— PROBLEM STATEMENT —
Identify each line containing the word "プロフィール" and copy it.

Stored data
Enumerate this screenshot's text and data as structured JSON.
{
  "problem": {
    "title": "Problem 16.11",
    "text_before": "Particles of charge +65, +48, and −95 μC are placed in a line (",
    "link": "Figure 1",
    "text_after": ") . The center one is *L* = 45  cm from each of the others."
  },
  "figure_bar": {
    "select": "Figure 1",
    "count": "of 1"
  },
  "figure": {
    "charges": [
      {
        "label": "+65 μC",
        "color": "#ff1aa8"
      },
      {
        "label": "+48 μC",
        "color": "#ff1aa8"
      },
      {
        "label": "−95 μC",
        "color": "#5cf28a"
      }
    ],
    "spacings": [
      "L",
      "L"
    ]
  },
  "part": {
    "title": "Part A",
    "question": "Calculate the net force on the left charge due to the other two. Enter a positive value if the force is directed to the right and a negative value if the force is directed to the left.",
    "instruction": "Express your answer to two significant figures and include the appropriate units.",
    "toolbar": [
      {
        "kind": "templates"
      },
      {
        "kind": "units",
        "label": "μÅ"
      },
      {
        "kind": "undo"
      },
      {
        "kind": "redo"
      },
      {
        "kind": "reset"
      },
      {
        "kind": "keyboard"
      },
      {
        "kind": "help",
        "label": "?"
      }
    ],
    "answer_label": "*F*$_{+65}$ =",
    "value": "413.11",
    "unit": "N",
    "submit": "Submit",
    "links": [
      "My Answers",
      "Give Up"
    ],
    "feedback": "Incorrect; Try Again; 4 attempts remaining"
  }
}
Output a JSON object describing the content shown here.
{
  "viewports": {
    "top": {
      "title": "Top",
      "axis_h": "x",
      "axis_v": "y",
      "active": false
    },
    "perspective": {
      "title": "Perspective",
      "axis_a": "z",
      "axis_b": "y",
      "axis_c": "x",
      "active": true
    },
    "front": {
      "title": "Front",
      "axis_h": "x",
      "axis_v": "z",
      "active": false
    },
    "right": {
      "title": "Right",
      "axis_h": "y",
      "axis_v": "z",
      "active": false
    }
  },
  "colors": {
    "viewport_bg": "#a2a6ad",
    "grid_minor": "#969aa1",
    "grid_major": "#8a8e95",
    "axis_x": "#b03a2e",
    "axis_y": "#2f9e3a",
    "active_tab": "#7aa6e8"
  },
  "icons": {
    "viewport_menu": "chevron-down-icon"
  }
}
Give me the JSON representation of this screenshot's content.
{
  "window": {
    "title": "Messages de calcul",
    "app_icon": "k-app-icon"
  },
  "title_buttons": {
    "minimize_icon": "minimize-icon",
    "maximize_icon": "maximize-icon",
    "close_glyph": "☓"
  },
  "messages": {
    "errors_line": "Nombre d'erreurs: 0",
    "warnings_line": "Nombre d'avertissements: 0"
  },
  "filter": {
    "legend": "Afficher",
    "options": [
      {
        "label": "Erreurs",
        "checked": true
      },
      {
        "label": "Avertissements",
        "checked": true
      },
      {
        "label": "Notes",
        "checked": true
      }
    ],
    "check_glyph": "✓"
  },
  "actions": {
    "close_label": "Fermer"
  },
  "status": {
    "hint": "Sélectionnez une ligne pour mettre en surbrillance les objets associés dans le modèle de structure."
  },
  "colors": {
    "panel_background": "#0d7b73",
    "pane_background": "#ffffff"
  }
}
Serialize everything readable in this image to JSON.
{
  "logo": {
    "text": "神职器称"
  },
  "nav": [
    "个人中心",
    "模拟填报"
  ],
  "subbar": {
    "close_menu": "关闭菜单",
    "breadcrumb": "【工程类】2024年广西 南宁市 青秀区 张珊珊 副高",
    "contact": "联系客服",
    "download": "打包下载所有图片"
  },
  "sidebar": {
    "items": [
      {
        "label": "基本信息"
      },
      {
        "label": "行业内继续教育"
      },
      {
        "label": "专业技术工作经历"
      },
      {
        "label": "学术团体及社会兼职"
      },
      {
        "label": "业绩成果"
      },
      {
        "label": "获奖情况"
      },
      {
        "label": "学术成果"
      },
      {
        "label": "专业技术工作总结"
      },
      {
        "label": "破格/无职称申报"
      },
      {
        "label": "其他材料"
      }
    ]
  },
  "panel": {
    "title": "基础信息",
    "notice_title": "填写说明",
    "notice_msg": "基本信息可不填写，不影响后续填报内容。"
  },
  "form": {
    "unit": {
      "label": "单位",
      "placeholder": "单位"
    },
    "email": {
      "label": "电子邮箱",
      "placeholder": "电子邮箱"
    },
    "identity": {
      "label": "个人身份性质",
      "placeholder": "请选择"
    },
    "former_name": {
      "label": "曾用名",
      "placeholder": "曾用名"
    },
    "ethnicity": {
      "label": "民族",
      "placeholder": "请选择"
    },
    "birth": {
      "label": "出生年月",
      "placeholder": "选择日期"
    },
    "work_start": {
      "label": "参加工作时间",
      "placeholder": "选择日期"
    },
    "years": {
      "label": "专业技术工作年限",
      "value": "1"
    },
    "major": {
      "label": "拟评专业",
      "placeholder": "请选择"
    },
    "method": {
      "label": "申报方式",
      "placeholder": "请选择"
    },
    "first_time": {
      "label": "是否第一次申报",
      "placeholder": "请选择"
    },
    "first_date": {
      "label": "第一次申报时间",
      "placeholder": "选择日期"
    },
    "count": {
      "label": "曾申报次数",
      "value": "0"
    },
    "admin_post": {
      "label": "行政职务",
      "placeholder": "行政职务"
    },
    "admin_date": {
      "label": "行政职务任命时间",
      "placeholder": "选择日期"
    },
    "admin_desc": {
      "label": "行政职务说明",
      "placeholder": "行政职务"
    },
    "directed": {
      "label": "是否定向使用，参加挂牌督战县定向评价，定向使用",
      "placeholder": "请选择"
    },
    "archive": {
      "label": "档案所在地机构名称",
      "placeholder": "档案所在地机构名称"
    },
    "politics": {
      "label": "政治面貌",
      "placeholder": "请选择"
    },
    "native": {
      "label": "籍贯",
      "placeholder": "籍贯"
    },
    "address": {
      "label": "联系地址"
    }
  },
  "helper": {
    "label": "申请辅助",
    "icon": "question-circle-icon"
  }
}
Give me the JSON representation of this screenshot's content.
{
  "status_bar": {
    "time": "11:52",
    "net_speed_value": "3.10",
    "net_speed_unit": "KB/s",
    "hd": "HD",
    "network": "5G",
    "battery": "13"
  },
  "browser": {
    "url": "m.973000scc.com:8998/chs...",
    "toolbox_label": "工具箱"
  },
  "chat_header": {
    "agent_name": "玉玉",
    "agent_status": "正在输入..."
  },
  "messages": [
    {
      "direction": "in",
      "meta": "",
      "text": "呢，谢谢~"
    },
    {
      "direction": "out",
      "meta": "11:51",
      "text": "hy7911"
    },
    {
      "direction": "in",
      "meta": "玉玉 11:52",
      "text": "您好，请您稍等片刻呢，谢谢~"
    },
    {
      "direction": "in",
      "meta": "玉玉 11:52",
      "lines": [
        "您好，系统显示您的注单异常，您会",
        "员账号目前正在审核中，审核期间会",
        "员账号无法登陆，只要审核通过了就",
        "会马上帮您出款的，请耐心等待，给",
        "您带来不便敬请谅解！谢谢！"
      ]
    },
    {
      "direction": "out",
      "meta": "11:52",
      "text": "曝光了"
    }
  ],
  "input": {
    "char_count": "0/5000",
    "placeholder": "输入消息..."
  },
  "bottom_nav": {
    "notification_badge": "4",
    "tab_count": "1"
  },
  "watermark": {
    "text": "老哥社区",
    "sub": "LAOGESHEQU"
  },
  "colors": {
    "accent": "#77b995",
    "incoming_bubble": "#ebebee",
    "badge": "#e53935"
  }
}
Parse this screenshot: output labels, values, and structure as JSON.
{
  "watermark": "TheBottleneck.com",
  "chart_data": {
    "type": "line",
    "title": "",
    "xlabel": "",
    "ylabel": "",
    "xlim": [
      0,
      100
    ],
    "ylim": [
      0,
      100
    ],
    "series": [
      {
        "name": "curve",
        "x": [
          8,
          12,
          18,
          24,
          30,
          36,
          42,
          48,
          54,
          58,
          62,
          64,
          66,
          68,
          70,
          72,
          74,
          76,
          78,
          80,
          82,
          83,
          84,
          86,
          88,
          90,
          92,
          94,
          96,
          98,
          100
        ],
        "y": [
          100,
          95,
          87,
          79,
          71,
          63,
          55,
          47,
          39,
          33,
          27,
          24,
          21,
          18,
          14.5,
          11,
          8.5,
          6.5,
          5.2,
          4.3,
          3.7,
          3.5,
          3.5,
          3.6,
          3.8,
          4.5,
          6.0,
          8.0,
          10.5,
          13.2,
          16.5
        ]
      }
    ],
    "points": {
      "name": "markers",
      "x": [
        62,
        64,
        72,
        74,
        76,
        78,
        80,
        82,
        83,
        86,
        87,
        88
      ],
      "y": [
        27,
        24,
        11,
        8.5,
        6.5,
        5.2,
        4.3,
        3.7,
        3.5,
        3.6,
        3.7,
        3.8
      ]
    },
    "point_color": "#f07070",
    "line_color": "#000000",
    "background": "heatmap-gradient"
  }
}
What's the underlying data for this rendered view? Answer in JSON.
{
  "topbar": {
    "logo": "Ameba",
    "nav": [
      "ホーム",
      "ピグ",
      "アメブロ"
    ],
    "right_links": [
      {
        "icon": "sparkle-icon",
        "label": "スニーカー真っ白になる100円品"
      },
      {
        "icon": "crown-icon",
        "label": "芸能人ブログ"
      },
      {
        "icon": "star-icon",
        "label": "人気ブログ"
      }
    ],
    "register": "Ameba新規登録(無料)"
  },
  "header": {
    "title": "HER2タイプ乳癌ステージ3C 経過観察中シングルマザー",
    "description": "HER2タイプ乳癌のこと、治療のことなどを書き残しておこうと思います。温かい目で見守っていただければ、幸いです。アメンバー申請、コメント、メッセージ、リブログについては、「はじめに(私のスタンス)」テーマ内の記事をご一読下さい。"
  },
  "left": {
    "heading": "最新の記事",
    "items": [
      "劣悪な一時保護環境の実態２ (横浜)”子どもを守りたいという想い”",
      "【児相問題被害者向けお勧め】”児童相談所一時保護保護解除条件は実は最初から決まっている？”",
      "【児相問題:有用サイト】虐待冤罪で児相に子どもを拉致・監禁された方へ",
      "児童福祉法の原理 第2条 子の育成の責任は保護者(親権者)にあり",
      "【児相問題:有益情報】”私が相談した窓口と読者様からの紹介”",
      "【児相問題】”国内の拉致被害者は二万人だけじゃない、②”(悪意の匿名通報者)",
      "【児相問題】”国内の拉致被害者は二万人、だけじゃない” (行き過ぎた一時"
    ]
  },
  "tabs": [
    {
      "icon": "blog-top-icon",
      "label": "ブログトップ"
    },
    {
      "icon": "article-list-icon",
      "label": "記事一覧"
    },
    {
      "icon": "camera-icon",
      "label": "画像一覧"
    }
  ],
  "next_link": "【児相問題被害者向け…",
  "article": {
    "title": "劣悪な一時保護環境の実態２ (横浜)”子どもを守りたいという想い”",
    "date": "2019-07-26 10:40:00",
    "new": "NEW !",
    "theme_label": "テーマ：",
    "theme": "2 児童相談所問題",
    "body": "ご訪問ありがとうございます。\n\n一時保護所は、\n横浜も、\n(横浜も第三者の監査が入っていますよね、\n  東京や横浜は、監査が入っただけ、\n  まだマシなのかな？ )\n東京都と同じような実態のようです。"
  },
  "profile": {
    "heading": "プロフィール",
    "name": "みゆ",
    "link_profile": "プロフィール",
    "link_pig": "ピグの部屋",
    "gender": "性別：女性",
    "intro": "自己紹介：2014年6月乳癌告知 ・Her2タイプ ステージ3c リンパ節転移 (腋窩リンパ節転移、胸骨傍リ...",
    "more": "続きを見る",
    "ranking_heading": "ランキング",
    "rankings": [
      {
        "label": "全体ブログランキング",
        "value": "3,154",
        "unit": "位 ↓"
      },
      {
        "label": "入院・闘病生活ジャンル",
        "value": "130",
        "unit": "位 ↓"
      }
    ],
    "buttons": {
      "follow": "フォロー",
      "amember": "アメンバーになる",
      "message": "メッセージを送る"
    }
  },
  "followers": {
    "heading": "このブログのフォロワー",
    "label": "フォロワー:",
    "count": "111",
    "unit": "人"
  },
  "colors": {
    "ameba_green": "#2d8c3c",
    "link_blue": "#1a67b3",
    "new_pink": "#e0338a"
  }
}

— THE RESULT —
    "heading": "プロフィール",
    "link_profile": "プロフィール",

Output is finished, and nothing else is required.